--- start of Records provided ---

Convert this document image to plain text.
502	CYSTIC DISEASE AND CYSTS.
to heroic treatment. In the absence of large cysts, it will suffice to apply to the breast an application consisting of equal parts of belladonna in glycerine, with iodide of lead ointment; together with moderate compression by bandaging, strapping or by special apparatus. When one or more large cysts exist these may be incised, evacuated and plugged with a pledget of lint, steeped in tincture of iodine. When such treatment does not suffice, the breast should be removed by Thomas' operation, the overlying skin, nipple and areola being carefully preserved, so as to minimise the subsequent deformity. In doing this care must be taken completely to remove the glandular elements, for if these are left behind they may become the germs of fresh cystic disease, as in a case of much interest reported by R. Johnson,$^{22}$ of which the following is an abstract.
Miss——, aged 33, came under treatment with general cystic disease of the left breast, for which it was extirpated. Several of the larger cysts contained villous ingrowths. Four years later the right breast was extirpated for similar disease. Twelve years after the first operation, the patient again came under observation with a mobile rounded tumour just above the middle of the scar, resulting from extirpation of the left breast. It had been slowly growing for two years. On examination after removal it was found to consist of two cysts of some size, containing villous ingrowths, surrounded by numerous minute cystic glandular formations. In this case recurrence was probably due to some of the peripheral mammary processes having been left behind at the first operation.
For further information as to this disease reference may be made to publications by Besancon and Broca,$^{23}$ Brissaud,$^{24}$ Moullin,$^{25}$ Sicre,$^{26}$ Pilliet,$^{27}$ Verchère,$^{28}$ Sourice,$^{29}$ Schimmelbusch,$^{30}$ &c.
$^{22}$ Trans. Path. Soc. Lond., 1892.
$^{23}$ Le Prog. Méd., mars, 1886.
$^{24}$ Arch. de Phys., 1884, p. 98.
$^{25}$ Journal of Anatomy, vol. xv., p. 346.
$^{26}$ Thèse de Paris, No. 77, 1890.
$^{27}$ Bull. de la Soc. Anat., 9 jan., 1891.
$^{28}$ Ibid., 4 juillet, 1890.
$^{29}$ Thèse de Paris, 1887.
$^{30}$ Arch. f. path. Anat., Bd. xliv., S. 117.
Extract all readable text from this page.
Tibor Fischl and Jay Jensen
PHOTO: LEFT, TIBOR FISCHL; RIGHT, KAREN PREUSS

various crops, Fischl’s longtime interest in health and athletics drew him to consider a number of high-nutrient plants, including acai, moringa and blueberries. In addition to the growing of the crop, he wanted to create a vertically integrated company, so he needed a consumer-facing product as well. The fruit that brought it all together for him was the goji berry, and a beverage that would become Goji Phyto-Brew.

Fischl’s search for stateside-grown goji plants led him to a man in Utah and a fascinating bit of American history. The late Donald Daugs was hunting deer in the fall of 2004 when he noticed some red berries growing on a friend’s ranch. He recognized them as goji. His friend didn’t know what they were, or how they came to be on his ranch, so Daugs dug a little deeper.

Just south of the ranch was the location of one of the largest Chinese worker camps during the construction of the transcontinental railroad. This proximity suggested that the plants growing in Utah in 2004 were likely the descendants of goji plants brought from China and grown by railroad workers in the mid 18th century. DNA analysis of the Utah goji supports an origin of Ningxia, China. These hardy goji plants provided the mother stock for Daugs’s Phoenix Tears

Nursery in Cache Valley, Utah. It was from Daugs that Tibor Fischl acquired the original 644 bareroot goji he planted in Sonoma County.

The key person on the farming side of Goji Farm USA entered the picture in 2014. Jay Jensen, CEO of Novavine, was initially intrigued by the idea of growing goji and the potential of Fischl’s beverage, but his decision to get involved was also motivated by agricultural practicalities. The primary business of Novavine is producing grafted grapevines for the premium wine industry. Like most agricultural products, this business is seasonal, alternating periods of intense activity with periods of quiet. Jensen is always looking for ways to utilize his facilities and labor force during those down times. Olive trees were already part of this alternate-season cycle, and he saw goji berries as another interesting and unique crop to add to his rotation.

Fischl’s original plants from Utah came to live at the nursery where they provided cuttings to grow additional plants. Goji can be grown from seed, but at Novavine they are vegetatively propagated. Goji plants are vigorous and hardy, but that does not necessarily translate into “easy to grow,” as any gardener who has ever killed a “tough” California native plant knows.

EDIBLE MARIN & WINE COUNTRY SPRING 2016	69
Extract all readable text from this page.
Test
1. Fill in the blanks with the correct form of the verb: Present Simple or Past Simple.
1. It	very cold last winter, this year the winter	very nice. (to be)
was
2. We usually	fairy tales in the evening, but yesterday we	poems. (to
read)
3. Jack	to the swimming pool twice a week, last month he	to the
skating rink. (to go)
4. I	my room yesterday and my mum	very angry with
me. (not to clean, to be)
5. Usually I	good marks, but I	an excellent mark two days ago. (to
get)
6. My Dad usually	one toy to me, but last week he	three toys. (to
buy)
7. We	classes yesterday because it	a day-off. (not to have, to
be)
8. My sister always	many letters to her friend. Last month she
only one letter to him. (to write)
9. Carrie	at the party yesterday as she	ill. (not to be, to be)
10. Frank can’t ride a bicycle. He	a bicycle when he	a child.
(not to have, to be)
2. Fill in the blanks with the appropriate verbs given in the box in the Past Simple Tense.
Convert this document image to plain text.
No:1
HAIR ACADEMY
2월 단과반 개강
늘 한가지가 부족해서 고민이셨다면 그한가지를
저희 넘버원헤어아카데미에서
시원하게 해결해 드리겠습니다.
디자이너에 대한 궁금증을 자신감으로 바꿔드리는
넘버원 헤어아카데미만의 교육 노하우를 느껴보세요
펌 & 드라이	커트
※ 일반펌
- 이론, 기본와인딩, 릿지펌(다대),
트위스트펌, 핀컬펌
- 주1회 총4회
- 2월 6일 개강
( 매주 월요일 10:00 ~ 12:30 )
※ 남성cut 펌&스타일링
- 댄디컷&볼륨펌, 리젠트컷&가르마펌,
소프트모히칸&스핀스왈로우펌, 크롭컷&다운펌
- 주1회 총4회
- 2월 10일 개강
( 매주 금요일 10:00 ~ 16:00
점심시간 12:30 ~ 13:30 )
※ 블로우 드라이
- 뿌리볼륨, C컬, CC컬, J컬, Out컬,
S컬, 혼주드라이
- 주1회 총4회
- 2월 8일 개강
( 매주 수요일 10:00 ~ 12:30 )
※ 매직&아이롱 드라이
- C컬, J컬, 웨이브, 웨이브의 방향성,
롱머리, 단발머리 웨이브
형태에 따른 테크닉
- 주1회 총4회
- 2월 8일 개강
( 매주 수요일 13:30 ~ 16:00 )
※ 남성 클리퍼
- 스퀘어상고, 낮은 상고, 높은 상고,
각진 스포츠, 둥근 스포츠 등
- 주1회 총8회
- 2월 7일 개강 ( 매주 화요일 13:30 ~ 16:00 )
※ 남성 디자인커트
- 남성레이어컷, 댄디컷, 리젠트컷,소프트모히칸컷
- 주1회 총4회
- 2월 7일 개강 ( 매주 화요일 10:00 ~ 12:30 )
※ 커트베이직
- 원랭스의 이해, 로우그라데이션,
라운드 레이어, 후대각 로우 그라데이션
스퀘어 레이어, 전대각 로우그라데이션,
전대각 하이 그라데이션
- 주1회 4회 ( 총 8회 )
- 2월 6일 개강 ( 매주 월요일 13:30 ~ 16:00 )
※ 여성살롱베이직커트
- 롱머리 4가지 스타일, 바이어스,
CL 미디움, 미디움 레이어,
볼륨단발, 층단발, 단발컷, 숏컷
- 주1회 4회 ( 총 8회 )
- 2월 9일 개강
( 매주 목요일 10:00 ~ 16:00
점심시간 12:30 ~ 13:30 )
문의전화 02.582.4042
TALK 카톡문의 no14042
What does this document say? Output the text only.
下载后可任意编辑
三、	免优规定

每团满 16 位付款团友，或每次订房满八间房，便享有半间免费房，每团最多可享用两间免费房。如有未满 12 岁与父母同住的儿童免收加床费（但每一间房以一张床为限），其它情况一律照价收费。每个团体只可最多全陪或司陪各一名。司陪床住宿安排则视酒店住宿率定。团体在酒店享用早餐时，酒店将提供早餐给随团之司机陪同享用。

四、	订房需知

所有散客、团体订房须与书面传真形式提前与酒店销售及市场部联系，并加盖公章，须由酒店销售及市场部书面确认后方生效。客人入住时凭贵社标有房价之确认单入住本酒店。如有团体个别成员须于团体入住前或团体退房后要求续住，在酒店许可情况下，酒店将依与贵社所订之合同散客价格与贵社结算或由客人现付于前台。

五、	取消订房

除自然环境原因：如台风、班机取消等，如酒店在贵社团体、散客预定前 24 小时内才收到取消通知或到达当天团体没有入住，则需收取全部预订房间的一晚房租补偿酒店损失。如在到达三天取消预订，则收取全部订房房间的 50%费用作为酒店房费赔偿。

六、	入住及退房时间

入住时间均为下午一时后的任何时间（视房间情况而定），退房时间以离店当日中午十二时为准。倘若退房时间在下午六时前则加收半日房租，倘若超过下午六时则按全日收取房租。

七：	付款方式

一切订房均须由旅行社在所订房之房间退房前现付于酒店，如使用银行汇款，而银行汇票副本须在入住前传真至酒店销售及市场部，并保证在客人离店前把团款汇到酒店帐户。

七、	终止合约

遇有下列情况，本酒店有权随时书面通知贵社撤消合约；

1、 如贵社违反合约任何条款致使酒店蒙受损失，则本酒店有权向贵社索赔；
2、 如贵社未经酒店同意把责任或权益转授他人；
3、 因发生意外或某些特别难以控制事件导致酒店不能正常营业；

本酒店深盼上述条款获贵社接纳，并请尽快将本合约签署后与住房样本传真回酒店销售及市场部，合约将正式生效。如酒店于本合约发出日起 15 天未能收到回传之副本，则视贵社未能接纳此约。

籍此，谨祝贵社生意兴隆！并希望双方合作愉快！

--- end of Records provided ---

* To do
Identify and copy lines that hold the string "very".

* Answer in full
1. It	very cold last winter, this year the winter	very nice. (to be)
4. I	my room yesterday and my mum	very angry with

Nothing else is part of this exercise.